DIRECTIVE: Transcribe every line exactly. Leave the pictures behind.

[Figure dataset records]

^^^^^^^^

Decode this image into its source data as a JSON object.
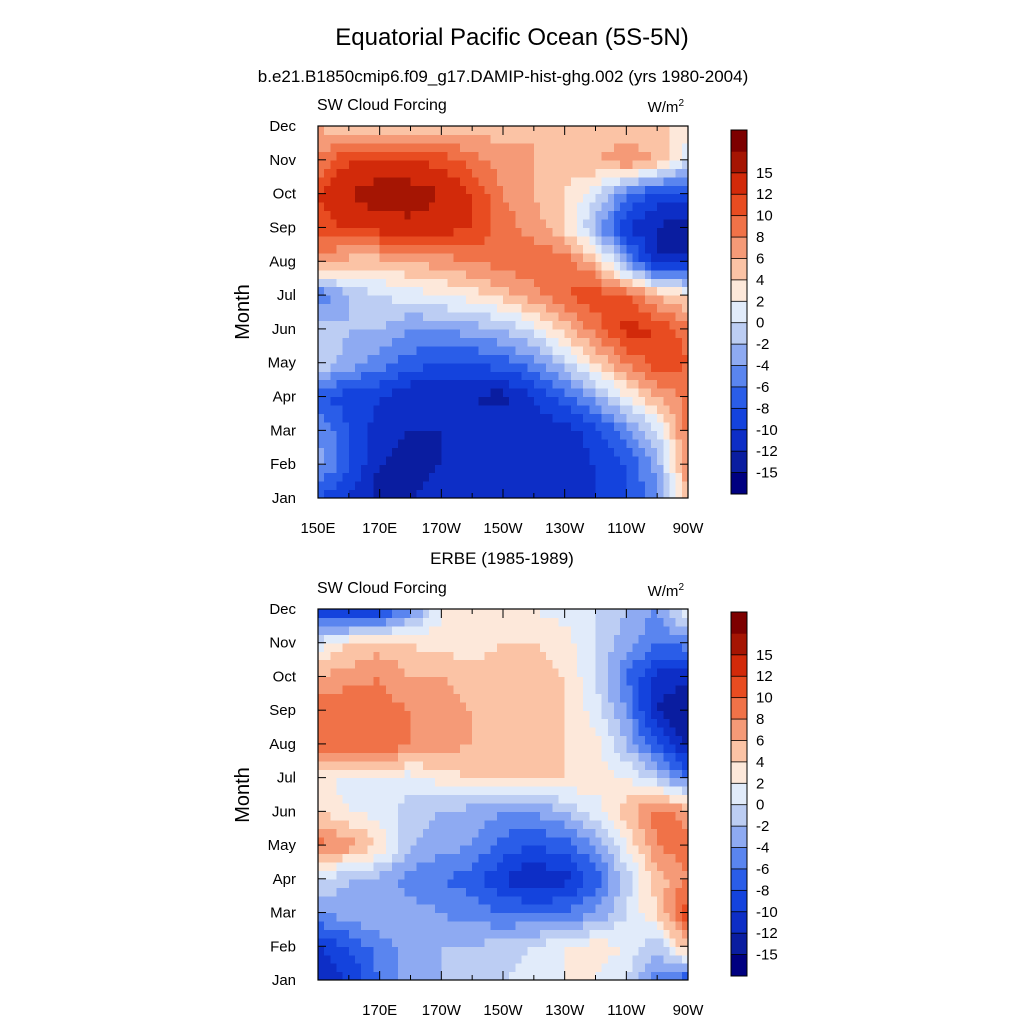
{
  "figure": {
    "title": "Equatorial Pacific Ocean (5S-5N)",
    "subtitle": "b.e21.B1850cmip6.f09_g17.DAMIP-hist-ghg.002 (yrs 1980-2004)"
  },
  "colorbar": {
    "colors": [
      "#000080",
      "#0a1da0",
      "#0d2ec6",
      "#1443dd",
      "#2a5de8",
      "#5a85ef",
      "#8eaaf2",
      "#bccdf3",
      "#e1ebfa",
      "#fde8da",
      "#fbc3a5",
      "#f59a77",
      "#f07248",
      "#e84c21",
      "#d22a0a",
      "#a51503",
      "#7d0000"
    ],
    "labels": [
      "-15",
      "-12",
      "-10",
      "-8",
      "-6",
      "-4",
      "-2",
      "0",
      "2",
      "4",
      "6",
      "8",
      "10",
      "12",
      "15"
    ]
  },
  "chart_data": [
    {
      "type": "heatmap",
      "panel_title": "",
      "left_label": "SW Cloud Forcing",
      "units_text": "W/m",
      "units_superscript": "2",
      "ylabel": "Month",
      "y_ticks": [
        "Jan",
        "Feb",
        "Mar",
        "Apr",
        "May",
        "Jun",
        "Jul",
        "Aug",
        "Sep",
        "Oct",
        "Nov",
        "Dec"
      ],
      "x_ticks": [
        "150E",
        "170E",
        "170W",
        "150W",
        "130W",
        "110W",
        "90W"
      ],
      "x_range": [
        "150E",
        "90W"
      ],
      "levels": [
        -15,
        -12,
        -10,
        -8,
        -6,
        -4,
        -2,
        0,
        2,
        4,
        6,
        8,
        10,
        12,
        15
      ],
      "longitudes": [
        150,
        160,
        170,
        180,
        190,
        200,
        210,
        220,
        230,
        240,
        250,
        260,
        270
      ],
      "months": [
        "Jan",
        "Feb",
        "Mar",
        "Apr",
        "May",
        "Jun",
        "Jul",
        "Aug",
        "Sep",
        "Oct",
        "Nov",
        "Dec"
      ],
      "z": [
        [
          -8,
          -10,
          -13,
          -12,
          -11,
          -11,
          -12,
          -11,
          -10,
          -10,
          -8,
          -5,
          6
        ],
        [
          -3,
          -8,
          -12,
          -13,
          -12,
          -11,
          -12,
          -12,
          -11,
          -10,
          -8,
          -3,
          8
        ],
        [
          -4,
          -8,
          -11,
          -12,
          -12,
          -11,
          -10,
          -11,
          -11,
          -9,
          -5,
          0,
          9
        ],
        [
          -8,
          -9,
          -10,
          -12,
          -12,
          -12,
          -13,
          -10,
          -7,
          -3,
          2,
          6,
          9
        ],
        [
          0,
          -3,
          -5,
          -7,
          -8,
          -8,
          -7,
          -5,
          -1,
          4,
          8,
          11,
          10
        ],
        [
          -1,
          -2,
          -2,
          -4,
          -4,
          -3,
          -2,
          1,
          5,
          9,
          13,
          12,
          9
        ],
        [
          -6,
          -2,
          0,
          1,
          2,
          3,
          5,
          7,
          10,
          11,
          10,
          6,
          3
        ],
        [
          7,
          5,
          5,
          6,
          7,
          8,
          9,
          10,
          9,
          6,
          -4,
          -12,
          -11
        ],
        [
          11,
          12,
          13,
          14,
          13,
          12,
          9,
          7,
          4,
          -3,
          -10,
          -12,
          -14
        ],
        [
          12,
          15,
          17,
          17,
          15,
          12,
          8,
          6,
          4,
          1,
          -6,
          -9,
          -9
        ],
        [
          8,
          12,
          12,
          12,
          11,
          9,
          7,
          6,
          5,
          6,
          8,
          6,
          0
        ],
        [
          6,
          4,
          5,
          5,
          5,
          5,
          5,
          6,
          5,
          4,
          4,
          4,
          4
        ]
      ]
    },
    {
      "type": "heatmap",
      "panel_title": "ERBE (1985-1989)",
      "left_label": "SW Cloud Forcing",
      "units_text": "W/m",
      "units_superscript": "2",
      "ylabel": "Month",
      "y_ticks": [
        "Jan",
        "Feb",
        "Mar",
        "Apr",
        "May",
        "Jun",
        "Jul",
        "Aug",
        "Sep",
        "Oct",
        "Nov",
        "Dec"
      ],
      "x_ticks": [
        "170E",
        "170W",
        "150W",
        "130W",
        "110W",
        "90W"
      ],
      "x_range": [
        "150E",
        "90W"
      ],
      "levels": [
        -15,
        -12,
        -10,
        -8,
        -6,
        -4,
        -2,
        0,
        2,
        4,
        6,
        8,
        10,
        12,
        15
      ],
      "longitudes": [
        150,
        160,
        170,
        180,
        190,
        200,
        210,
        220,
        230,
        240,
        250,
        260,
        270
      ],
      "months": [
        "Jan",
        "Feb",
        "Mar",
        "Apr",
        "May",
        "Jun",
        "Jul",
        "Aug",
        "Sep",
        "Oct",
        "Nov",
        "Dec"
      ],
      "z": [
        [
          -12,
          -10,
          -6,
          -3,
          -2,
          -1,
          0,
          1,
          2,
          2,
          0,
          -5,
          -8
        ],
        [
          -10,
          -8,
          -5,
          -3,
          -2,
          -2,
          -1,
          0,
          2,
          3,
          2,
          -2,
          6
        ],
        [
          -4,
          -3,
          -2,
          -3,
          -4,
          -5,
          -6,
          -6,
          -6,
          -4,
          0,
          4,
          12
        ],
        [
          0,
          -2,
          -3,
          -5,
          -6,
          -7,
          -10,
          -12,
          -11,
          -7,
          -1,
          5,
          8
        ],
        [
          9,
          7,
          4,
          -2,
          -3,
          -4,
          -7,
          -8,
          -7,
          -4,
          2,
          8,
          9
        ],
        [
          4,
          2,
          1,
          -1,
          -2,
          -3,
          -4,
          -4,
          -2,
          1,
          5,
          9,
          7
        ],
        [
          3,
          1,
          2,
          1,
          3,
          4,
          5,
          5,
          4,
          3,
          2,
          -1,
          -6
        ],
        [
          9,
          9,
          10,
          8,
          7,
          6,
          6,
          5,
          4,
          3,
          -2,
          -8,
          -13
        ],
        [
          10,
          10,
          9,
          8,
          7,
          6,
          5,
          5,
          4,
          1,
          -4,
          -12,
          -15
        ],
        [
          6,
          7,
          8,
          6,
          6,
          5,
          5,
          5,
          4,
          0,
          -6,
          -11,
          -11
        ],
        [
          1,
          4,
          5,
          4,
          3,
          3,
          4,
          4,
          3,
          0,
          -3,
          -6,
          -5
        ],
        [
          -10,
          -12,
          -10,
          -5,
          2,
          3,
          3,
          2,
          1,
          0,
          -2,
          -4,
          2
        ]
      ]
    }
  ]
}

^^^^^^^^

ANSWER IN FULL:
Decode this image into its source data as a JSON object.
{
  "figure": {
    "title": "Equatorial Pacific Ocean (5S-5N)",
    "subtitle": "b.e21.B1850cmip6.f09_g17.DAMIP-hist-ghg.002 (yrs 1980-2004)"
  },
  "colorbar": {
    "colors": [
      "#000080",
      "#0a1da0",
      "#0d2ec6",
      "#1443dd",
      "#2a5de8",
      "#5a85ef",
      "#8eaaf2",
      "#bccdf3",
      "#e1ebfa",
      "#fde8da",
      "#fbc3a5",
      "#f59a77",
      "#f07248",
      "#e84c21",
      "#d22a0a",
      "#a51503",
      "#7d0000"
    ],
    "labels": [
      "-15",
      "-12",
      "-10",
      "-8",
      "-6",
      "-4",
      "-2",
      "0",
      "2",
      "4",
      "6",
      "8",
      "10",
      "12",
      "15"
    ]
  },
  "chart_data": [
    {
      "type": "heatmap",
      "panel_title": "",
      "left_label": "SW Cloud Forcing",
      "units_text": "W/m",
      "units_superscript": "2",
      "ylabel": "Month",
      "y_ticks": [
        "Jan",
        "Feb",
        "Mar",
        "Apr",
        "May",
        "Jun",
        "Jul",
        "Aug",
        "Sep",
        "Oct",
        "Nov",
        "Dec"
      ],
      "x_ticks": [
        "150E",
        "170E",
        "170W",
        "150W",
        "130W",
        "110W",
        "90W"
      ],
      "x_range": [
        "150E",
        "90W"
      ],
      "levels": [
        -15,
        -12,
        -10,
        -8,
        -6,
        -4,
        -2,
        0,
        2,
        4,
        6,
        8,
        10,
        12,
        15
      ],
      "longitudes": [
        150,
        160,
        170,
        180,
        190,
        200,
        210,
        220,
        230,
        240,
        250,
        260,
        270
      ],
      "months": [
        "Jan",
        "Feb",
        "Mar",
        "Apr",
        "May",
        "Jun",
        "Jul",
        "Aug",
        "Sep",
        "Oct",
        "Nov",
        "Dec"
      ],
      "z": [
        [
          -8,
          -10,
          -13,
          -12,
          -11,
          -11,
          -12,
          -11,
          -10,
          -10,
          -8,
          -5,
          6
        ],
        [
          -3,
          -8,
          -12,
          -13,
          -12,
          -11,
          -12,
          -12,
          -11,
          -10,
          -8,
          -3,
          8
        ],
        [
          -4,
          -8,
          -11,
          -12,
          -12,
          -11,
          -10,
          -11,
          -11,
          -9,
          -5,
          0,
          9
        ],
        [
          -8,
          -9,
          -10,
          -12,
          -12,
          -12,
          -13,
          -10,
          -7,
          -3,
          2,
          6,
          9
        ],
        [
          0,
          -3,
          -5,
          -7,
          -8,
          -8,
          -7,
          -5,
          -1,
          4,
          8,
          11,
          10
        ],
        [
          -1,
          -2,
          -2,
          -4,
          -4,
          -3,
          -2,
          1,
          5,
          9,
          13,
          12,
          9
        ],
        [
          -6,
          -2,
          0,
          1,
          2,
          3,
          5,
          7,
          10,
          11,
          10,
          6,
          3
        ],
        [
          7,
          5,
          5,
          6,
          7,
          8,
          9,
          10,
          9,
          6,
          -4,
          -12,
          -11
        ],
        [
          11,
          12,
          13,
          14,
          13,
          12,
          9,
          7,
          4,
          -3,
          -10,
          -12,
          -14
        ],
        [
          12,
          15,
          17,
          17,
          15,
          12,
          8,
          6,
          4,
          1,
          -6,
          -9,
          -9
        ],
        [
          8,
          12,
          12,
          12,
          11,
          9,
          7,
          6,
          5,
          6,
          8,
          6,
          0
        ],
        [
          6,
          4,
          5,
          5,
          5,
          5,
          5,
          6,
          5,
          4,
          4,
          4,
          4
        ]
      ]
    },
    {
      "type": "heatmap",
      "panel_title": "ERBE (1985-1989)",
      "left_label": "SW Cloud Forcing",
      "units_text": "W/m",
      "units_superscript": "2",
      "ylabel": "Month",
      "y_ticks": [
        "Jan",
        "Feb",
        "Mar",
        "Apr",
        "May",
        "Jun",
        "Jul",
        "Aug",
        "Sep",
        "Oct",
        "Nov",
        "Dec"
      ],
      "x_ticks": [
        "170E",
        "170W",
        "150W",
        "130W",
        "110W",
        "90W"
      ],
      "x_range": [
        "150E",
        "90W"
      ],
      "levels": [
        -15,
        -12,
        -10,
        -8,
        -6,
        -4,
        -2,
        0,
        2,
        4,
        6,
        8,
        10,
        12,
        15
      ],
      "longitudes": [
        150,
        160,
        170,
        180,
        190,
        200,
        210,
        220,
        230,
        240,
        250,
        260,
        270
      ],
      "months": [
        "Jan",
        "Feb",
        "Mar",
        "Apr",
        "May",
        "Jun",
        "Jul",
        "Aug",
        "Sep",
        "Oct",
        "Nov",
        "Dec"
      ],
      "z": [
        [
          -12,
          -10,
          -6,
          -3,
          -2,
          -1,
          0,
          1,
          2,
          2,
          0,
          -5,
          -8
        ],
        [
          -10,
          -8,
          -5,
          -3,
          -2,
          -2,
          -1,
          0,
          2,
          3,
          2,
          -2,
          6
        ],
        [
          -4,
          -3,
          -2,
          -3,
          -4,
          -5,
          -6,
          -6,
          -6,
          -4,
          0,
          4,
          12
        ],
        [
          0,
          -2,
          -3,
          -5,
          -6,
          -7,
          -10,
          -12,
          -11,
          -7,
          -1,
          5,
          8
        ],
        [
          9,
          7,
          4,
          -2,
          -3,
          -4,
          -7,
          -8,
          -7,
          -4,
          2,
          8,
          9
        ],
        [
          4,
          2,
          1,
          -1,
          -2,
          -3,
          -4,
          -4,
          -2,
          1,
          5,
          9,
          7
        ],
        [
          3,
          1,
          2,
          1,
          3,
          4,
          5,
          5,
          4,
          3,
          2,
          -1,
          -6
        ],
        [
          9,
          9,
          10,
          8,
          7,
          6,
          6,
          5,
          4,
          3,
          -2,
          -8,
          -13
        ],
        [
          10,
          10,
          9,
          8,
          7,
          6,
          5,
          5,
          4,
          1,
          -4,
          -12,
          -15
        ],
        [
          6,
          7,
          8,
          6,
          6,
          5,
          5,
          5,
          4,
          0,
          -6,
          -11,
          -11
        ],
        [
          1,
          4,
          5,
          4,
          3,
          3,
          4,
          4,
          3,
          0,
          -3,
          -6,
          -5
        ],
        [
          -10,
          -12,
          -10,
          -5,
          2,
          3,
          3,
          2,
          1,
          0,
          -2,
          -4,
          2
        ]
      ]
    }
  ]
}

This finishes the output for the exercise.